◆ **QUOTED PASSAGE**
Martin Walker talks to stand-up comedian, journalist and activist, Mark Thomas. They discuss friendship, corporate spying, Mark’s ultimate version of audience participation and the theatre piece that he’s bringing to this year’s Edinburgh Festival Fringe.
“It’s called Cuckooed. It’s about a very close friend, who betrayed me and some of his other closest friends. We were a tight knit group campaigning against the arms trade, but we discovered that this person was a spy from BAE Systems, the arms manufacturer.
“It’s about how we let it happen, and the emotional and political aftermath. It’s about the way it affected the movement, and about the complexity of liking someone who is your enemy.”
I can’t imagine what that must have felt like.
“I’ve talked to friends of mine from that time, and all of us denied it was happening. But we slowly realised it was going on and the effect it had on us was startling.

◆ **DATA RECORDS**
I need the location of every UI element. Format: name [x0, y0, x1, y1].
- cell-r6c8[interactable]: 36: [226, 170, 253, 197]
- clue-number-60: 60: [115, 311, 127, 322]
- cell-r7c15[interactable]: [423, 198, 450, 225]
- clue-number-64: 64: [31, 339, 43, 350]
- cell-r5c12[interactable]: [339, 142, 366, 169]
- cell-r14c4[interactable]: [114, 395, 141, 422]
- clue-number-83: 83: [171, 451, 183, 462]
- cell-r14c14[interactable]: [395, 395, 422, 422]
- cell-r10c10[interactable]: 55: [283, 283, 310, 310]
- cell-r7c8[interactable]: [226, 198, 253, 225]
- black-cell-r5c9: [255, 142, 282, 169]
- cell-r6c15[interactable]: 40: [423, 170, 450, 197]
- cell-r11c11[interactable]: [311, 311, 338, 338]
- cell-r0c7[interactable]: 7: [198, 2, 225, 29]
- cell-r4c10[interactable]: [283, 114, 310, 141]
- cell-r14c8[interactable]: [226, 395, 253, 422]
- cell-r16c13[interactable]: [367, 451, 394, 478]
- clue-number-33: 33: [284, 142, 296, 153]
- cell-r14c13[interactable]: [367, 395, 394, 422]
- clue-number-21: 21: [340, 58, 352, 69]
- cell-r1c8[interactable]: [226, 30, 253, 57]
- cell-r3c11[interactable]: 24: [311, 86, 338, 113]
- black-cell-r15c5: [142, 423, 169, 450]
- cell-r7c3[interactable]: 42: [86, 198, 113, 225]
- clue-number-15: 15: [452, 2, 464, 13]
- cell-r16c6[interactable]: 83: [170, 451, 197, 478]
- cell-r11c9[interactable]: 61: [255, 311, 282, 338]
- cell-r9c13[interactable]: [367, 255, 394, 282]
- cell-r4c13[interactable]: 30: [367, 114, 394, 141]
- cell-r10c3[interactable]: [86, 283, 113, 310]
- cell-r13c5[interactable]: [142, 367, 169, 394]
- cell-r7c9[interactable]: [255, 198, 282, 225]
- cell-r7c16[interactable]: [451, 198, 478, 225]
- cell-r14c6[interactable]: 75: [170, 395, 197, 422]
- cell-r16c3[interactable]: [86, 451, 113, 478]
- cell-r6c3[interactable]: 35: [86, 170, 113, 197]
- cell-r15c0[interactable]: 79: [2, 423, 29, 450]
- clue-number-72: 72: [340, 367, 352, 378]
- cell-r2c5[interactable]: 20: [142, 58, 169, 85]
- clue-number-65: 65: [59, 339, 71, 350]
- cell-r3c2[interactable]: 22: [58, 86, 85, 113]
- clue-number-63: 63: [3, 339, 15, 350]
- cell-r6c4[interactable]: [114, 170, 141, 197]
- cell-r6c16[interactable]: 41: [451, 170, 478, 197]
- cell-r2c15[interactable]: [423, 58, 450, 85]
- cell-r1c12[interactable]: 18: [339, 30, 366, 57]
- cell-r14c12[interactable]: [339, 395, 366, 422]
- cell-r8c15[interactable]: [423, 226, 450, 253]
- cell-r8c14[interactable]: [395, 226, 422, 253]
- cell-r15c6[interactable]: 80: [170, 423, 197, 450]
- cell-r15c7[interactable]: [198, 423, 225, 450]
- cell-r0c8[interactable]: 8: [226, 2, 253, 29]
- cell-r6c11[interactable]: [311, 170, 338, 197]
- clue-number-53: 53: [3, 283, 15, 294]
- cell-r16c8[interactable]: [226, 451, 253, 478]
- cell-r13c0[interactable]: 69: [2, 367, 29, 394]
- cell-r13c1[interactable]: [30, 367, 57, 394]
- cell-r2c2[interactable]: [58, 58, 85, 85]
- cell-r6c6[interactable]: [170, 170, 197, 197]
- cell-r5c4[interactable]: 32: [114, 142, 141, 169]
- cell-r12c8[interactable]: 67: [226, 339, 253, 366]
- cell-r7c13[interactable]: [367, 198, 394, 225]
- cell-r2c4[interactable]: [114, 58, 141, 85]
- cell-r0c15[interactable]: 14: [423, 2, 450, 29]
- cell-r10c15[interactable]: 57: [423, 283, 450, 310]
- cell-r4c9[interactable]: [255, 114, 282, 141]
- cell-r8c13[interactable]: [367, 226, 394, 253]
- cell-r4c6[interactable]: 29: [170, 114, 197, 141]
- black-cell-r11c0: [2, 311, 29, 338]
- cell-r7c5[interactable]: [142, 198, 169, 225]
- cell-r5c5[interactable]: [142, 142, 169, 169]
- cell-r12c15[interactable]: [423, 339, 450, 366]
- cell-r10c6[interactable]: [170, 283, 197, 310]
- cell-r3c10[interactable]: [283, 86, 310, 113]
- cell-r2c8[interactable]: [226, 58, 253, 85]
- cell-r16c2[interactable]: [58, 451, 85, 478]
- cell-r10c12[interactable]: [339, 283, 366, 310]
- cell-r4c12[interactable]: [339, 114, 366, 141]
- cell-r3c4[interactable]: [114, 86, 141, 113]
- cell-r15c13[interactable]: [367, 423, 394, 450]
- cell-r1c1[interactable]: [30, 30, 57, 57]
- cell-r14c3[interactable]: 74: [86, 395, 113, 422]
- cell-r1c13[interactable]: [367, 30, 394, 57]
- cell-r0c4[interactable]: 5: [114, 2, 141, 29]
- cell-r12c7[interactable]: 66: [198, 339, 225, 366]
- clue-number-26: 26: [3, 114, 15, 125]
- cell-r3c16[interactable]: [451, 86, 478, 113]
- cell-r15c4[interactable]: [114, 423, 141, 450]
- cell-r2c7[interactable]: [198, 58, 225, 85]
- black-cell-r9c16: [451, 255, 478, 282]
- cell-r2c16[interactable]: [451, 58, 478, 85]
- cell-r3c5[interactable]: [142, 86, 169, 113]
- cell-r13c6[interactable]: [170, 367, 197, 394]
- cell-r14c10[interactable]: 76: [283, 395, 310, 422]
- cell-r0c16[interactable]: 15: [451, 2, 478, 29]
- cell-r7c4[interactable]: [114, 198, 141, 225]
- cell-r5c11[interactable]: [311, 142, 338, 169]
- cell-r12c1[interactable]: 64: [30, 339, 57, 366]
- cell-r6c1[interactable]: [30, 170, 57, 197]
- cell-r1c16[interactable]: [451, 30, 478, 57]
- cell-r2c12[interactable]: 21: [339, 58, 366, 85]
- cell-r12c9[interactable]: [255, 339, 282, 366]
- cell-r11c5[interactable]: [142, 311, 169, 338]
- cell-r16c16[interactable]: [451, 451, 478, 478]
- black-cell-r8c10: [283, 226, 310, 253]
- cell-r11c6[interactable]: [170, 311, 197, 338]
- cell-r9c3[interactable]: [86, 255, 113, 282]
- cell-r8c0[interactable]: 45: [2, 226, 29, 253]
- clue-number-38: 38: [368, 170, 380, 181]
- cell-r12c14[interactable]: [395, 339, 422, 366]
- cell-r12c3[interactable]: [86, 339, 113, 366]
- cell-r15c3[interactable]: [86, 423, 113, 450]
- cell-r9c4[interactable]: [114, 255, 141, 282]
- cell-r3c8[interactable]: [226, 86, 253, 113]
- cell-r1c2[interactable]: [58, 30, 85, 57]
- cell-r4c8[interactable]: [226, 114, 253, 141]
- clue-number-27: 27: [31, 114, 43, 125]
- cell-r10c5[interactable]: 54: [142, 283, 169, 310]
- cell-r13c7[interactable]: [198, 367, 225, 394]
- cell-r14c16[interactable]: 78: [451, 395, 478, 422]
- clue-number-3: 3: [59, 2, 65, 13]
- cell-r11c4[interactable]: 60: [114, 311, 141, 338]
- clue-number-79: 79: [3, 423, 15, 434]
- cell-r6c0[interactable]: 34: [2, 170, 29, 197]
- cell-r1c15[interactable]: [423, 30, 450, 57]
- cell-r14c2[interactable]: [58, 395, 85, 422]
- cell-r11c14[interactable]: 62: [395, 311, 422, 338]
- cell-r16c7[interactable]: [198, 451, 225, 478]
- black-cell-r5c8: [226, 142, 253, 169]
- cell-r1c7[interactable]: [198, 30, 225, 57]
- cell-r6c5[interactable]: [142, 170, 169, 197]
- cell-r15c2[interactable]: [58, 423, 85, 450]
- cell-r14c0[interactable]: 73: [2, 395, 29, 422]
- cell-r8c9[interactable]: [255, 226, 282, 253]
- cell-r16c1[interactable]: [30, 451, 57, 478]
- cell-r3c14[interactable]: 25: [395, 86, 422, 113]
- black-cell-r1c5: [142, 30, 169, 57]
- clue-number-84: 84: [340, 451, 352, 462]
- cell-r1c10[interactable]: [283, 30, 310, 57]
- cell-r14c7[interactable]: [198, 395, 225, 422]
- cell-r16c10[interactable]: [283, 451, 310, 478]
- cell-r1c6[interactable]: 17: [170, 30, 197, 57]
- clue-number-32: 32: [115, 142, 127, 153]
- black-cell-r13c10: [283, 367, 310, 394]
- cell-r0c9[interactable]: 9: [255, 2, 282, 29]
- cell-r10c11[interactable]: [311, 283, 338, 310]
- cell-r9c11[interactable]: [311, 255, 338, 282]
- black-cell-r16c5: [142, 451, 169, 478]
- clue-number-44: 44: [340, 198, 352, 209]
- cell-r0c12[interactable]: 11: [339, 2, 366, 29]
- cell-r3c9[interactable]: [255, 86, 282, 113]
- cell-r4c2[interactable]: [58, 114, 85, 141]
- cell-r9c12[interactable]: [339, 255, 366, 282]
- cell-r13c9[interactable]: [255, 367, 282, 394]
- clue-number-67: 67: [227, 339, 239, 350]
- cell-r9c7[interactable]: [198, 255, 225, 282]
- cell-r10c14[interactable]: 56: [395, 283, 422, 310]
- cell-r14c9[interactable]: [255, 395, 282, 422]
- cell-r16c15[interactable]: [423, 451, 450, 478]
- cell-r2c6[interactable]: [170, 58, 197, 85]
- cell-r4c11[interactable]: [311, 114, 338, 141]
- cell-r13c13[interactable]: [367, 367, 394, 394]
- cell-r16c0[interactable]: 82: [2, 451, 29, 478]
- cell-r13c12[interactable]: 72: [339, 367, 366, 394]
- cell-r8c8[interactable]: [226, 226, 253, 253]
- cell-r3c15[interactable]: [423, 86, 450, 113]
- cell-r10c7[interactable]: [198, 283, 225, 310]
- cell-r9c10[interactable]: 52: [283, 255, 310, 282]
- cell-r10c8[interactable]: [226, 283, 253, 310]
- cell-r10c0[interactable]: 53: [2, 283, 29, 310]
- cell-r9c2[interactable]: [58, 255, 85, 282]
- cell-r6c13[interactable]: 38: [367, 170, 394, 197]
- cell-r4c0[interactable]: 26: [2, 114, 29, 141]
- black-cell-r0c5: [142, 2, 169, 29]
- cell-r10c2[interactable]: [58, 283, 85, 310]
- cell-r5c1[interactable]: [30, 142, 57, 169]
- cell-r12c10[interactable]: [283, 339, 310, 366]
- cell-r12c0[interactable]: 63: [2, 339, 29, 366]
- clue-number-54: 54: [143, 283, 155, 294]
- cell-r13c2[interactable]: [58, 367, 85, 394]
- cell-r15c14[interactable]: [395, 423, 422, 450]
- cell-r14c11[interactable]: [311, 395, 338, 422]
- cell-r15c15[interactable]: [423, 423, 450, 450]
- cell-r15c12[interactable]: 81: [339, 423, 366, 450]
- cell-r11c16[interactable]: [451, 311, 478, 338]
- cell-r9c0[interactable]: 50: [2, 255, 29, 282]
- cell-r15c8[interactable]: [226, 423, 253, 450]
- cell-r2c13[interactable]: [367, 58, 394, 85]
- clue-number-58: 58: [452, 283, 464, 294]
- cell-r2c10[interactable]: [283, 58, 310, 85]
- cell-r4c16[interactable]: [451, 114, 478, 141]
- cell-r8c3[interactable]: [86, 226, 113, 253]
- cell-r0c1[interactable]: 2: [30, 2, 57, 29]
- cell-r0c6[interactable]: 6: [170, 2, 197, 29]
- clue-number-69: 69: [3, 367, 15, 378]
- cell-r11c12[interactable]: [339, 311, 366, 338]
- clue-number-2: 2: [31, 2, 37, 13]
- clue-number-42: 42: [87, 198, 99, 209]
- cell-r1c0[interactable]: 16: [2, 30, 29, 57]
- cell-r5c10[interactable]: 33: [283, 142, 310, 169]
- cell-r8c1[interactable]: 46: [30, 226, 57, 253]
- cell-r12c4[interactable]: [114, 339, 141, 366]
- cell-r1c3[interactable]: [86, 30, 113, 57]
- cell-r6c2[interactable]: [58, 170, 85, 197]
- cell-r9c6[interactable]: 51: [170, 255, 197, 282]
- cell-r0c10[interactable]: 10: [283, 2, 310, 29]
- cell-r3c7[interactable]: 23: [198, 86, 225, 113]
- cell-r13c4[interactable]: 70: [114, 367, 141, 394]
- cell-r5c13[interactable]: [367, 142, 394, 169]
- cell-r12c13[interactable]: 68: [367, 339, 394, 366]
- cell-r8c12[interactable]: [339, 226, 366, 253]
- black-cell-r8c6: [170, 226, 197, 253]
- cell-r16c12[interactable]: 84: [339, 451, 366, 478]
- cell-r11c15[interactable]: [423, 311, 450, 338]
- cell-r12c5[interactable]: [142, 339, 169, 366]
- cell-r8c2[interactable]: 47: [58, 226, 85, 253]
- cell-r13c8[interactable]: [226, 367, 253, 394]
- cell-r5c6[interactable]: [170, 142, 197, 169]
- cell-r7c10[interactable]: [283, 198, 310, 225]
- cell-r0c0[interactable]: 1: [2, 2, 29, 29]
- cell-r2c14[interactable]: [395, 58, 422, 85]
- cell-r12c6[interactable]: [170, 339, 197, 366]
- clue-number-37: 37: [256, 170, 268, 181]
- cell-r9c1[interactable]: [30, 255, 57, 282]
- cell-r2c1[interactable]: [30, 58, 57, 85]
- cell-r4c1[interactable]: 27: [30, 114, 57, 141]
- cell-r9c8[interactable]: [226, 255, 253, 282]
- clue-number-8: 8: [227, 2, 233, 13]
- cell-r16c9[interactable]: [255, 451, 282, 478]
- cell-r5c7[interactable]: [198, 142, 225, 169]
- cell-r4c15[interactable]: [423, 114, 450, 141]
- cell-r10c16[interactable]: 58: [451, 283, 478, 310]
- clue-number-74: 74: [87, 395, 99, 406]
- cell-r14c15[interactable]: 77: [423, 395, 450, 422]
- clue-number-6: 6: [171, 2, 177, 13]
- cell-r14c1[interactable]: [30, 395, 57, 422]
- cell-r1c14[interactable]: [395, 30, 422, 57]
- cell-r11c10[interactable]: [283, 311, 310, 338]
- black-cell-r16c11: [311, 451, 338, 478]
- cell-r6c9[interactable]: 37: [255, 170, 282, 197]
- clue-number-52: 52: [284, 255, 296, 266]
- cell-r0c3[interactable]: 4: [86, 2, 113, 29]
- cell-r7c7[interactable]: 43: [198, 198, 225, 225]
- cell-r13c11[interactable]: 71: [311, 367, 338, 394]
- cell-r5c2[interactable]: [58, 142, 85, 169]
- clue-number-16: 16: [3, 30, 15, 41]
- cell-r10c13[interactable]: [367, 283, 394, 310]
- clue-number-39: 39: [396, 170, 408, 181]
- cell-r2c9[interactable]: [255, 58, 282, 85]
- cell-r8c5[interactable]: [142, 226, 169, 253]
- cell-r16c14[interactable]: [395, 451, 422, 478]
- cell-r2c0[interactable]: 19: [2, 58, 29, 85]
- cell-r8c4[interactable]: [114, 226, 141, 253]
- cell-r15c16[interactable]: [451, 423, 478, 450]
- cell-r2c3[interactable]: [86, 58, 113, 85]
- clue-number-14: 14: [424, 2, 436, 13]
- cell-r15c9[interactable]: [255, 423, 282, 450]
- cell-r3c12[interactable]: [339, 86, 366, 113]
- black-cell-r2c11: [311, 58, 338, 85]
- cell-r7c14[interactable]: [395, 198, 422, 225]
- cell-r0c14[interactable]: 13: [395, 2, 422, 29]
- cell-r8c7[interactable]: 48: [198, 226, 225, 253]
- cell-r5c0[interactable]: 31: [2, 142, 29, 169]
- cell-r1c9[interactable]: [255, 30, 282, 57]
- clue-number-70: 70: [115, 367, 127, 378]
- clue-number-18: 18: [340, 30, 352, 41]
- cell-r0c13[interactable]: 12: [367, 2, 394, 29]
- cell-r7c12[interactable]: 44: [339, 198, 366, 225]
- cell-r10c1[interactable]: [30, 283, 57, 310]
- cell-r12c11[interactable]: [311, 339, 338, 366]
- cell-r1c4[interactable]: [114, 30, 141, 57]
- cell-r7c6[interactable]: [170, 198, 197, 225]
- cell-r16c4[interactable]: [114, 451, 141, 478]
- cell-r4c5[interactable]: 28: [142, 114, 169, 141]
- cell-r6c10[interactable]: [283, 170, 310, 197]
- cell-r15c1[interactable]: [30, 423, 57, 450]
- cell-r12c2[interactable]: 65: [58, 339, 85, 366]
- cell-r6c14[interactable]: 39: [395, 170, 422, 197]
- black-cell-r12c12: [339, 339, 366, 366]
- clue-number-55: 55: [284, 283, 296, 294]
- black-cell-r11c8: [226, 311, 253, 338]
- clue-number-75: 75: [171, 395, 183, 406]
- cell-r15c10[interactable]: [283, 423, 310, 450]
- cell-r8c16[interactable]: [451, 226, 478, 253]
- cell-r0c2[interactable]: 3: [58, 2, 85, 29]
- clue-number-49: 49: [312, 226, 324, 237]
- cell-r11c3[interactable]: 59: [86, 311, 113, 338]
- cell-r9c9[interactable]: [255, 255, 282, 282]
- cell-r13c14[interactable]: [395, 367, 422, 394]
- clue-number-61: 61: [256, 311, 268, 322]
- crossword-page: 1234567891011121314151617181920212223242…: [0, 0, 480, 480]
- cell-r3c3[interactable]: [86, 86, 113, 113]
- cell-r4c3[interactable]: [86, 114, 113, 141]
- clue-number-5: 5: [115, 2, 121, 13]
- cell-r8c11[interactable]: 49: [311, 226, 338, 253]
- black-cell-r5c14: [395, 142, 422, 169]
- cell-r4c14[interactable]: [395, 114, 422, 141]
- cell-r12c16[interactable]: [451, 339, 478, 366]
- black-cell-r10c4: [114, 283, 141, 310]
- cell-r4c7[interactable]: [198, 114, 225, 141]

◆ **JOB**
Answer these questions using the Mark Thomas interview above:
1. What is the name of the theatre piece he is bringing to the Edinburgh Festival Fringe?
2. Which company was the spy working for?
3. What does he say he and his friends from that time all did at first?

◆ **RESPONSE TO THE EXERCISE**
1. Cuckooed
2. BAE Systems, the arms manufacturer
3. They all denied it was happening.